(Stored data)
☆ ☆ ☆ ☆ ☆ ☆ ☆

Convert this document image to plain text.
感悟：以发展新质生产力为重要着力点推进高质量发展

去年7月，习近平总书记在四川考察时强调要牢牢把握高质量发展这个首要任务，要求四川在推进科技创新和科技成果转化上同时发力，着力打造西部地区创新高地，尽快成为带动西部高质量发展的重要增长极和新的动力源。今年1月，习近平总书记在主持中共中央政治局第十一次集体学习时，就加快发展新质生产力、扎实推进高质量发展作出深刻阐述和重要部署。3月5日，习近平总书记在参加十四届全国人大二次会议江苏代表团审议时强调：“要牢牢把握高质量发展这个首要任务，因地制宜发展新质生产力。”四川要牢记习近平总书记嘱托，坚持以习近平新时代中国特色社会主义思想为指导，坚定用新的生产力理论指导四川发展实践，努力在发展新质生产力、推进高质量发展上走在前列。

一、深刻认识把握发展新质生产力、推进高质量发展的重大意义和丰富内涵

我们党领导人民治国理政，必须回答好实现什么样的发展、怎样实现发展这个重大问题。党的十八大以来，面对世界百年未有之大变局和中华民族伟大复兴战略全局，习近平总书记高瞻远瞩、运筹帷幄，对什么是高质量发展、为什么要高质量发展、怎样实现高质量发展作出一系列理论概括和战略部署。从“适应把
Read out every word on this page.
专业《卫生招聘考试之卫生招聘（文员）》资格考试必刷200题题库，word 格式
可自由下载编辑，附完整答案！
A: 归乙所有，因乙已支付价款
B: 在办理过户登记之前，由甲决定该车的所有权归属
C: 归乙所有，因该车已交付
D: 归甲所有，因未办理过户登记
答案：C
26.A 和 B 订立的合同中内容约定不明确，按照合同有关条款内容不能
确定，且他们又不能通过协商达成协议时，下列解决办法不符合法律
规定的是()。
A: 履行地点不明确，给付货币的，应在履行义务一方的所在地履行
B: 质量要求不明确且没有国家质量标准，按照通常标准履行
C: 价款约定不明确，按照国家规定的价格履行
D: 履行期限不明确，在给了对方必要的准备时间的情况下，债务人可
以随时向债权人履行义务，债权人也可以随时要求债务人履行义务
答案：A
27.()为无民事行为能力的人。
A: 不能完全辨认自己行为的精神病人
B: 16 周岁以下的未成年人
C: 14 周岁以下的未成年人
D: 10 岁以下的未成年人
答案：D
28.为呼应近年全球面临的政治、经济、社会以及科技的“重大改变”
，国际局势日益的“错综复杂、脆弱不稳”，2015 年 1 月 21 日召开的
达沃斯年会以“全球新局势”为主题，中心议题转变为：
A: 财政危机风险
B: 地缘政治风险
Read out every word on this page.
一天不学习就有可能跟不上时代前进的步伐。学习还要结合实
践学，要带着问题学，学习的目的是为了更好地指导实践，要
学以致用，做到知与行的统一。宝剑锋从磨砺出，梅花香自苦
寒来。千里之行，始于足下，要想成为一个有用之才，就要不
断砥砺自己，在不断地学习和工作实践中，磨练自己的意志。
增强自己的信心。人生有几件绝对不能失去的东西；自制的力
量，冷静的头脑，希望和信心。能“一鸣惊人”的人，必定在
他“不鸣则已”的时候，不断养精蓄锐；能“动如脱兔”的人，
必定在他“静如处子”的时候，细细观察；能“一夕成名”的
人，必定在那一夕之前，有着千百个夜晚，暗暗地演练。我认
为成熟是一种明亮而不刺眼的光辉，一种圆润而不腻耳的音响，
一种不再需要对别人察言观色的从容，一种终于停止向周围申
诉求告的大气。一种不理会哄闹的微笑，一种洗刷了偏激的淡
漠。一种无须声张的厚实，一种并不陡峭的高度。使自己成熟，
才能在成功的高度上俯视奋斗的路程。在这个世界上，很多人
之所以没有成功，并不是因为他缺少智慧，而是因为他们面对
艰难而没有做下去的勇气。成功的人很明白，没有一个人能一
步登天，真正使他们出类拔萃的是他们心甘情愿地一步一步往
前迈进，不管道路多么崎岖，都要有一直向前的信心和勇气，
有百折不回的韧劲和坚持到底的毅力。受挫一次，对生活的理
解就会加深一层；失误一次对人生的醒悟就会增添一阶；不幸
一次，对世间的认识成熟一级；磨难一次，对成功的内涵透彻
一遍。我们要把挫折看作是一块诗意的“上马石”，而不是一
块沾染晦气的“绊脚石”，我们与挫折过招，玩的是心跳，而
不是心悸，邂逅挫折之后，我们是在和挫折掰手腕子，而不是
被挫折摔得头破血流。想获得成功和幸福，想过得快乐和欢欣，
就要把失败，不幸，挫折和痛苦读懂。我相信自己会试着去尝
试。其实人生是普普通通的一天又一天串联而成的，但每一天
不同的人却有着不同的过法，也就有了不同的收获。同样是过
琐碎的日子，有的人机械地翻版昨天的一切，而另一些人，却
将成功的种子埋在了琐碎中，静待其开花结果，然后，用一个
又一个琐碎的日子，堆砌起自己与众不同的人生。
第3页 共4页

☆ ☆ ☆ ☆ ☆ ☆ ☆

* **Instructions for the task**
Faithfully copy every entry, leaving nothing out.

* **Answer to the task**
Convert this document image to plain text.
感悟：以发展新质生产力为重要着力点推进高质量发展

去年7月，习近平总书记在四川考察时强调要牢牢把握高质量发展这个首要任务，要求四川在推进科技创新和科技成果转化上同时发力，着力打造西部地区创新高地，尽快成为带动西部高质量发展的重要增长极和新的动力源。今年1月，习近平总书记在主持中共中央政治局第十一次集体学习时，就加快发展新质生产力、扎实推进高质量发展作出深刻阐述和重要部署。3月5日，习近平总书记在参加十四届全国人大二次会议江苏代表团审议时强调：“要牢牢把握高质量发展这个首要任务，因地制宜发展新质生产力。”四川要牢记习近平总书记嘱托，坚持以习近平新时代中国特色社会主义思想为指导，坚定用新的生产力理论指导四川发展实践，努力在发展新质生产力、推进高质量发展上走在前列。

一、深刻认识把握发展新质生产力、推进高质量发展的重大意义和丰富内涵

我们党领导人民治国理政，必须回答好实现什么样的发展、怎样实现发展这个重大问题。党的十八大以来，面对世界百年未有之大变局和中华民族伟大复兴战略全局，习近平总书记高瞻远瞩、运筹帷幄，对什么是高质量发展、为什么要高质量发展、怎样实现高质量发展作出一系列理论概括和战略部署。从“适应把
Read out every word on this page.
专业《卫生招聘考试之卫生招聘（文员）》资格考试必刷200题题库，word 格式
可自由下载编辑，附完整答案！
A: 归乙所有，因乙已支付价款
B: 在办理过户登记之前，由甲决定该车的所有权归属
C: 归乙所有，因该车已交付
D: 归甲所有，因未办理过户登记
答案：C
26.A 和 B 订立的合同中内容约定不明确，按照合同有关条款内容不能
确定，且他们又不能通过协商达成协议时，下列解决办法不符合法律
规定的是()。
A: 履行地点不明确，给付货币的，应在履行义务一方的所在地履行
B: 质量要求不明确且没有国家质量标准，按照通常标准履行
C: 价款约定不明确，按照国家规定的价格履行
D: 履行期限不明确，在给了对方必要的准备时间的情况下，债务人可
以随时向债权人履行义务，债权人也可以随时要求债务人履行义务
答案：A
27.()为无民事行为能力的人。
A: 不能完全辨认自己行为的精神病人
B: 16 周岁以下的未成年人
C: 14 周岁以下的未成年人
D: 10 岁以下的未成年人
答案：D
28.为呼应近年全球面临的政治、经济、社会以及科技的“重大改变”
，国际局势日益的“错综复杂、脆弱不稳”，2015 年 1 月 21 日召开的
达沃斯年会以“全球新局势”为主题，中心议题转变为：
A: 财政危机风险
B: 地缘政治风险
Read out every word on this page.
一天不学习就有可能跟不上时代前进的步伐。学习还要结合实
践学，要带着问题学，学习的目的是为了更好地指导实践，要
学以致用，做到知与行的统一。宝剑锋从磨砺出，梅花香自苦
寒来。千里之行，始于足下，要想成为一个有用之才，就要不
断砥砺自己，在不断地学习和工作实践中，磨练自己的意志。
增强自己的信心。人生有几件绝对不能失去的东西；自制的力
量，冷静的头脑，希望和信心。能“一鸣惊人”的人，必定在
他“不鸣则已”的时候，不断养精蓄锐；能“动如脱兔”的人，
必定在他“静如处子”的时候，细细观察；能“一夕成名”的
人，必定在那一夕之前，有着千百个夜晚，暗暗地演练。我认
为成熟是一种明亮而不刺眼的光辉，一种圆润而不腻耳的音响，
一种不再需要对别人察言观色的从容，一种终于停止向周围申
诉求告的大气。一种不理会哄闹的微笑，一种洗刷了偏激的淡
漠。一种无须声张的厚实，一种并不陡峭的高度。使自己成熟，
才能在成功的高度上俯视奋斗的路程。在这个世界上，很多人
之所以没有成功，并不是因为他缺少智慧，而是因为他们面对
艰难而没有做下去的勇气。成功的人很明白，没有一个人能一
步登天，真正使他们出类拔萃的是他们心甘情愿地一步一步往
前迈进，不管道路多么崎岖，都要有一直向前的信心和勇气，
有百折不回的韧劲和坚持到底的毅力。受挫一次，对生活的理
解就会加深一层；失误一次对人生的醒悟就会增添一阶；不幸
一次，对世间的认识成熟一级；磨难一次，对成功的内涵透彻
一遍。我们要把挫折看作是一块诗意的“上马石”，而不是一
块沾染晦气的“绊脚石”，我们与挫折过招，玩的是心跳，而
不是心悸，邂逅挫折之后，我们是在和挫折掰手腕子，而不是
被挫折摔得头破血流。想获得成功和幸福，想过得快乐和欢欣，
就要把失败，不幸，挫折和痛苦读懂。我相信自己会试着去尝
试。其实人生是普普通通的一天又一天串联而成的，但每一天
不同的人却有着不同的过法，也就有了不同的收获。同样是过
琐碎的日子，有的人机械地翻版昨天的一切，而另一些人，却
将成功的种子埋在了琐碎中，静待其开花结果，然后，用一个
又一个琐碎的日子，堆砌起自己与众不同的人生。
第3页 共4页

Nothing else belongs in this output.